━━ Excerpted records

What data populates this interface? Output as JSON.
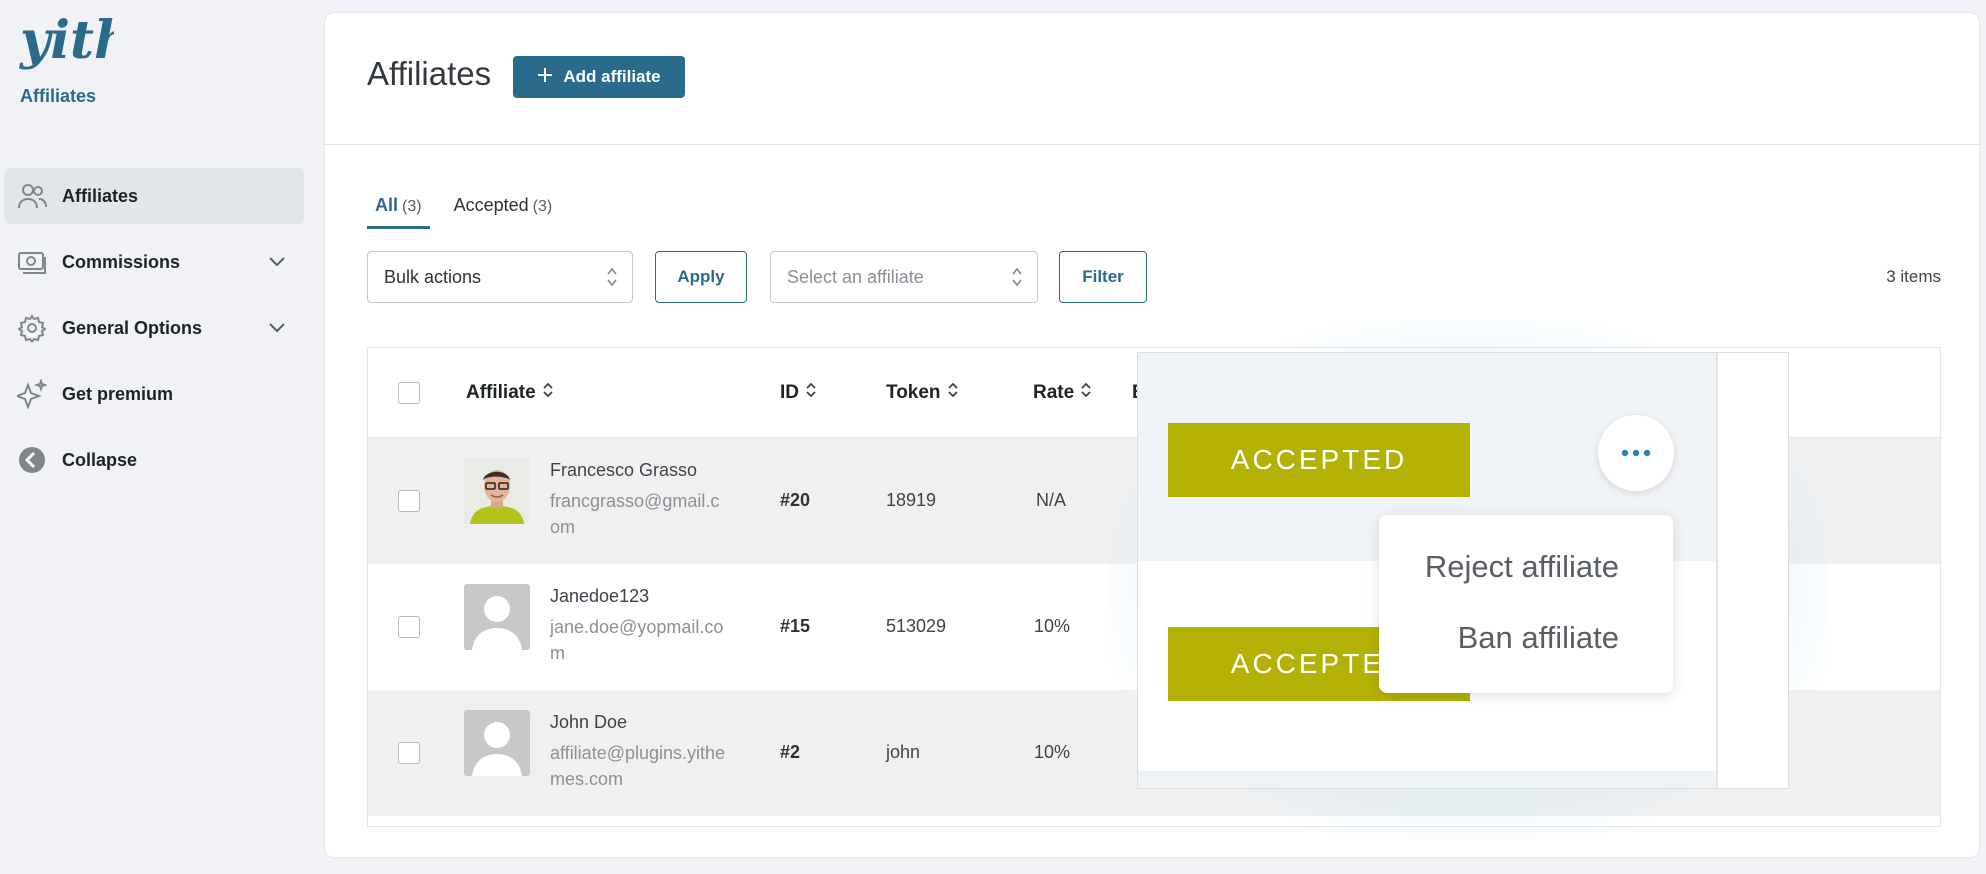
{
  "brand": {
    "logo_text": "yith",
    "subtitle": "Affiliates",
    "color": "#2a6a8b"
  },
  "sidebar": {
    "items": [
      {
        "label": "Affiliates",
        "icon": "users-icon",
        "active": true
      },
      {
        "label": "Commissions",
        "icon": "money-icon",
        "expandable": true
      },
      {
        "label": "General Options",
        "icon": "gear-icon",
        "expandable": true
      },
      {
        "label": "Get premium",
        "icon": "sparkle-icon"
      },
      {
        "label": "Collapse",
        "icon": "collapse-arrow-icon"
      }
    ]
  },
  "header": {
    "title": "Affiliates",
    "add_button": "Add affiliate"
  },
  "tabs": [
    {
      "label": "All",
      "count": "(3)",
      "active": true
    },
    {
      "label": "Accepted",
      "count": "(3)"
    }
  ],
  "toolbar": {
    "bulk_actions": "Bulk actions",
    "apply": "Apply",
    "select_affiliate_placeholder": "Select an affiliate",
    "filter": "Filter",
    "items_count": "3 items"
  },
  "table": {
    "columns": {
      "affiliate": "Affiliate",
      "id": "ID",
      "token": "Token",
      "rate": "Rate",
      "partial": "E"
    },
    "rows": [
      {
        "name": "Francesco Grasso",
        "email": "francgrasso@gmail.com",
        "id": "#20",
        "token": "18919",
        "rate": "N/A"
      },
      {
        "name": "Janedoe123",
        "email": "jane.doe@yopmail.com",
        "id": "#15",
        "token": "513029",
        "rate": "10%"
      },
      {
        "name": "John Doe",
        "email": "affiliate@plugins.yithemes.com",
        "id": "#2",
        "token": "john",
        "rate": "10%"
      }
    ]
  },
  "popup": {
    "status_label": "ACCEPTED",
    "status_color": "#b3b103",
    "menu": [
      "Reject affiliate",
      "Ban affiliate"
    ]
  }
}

━━━━

• [Task brief]: All lines above containing the string "icon" are to be collected.

• [Exercise result]:
        "icon": "users-icon",
        "icon": "money-icon",
        "icon": "gear-icon",
        "icon": "sparkle-icon"
        "icon": "collapse-arrow-icon"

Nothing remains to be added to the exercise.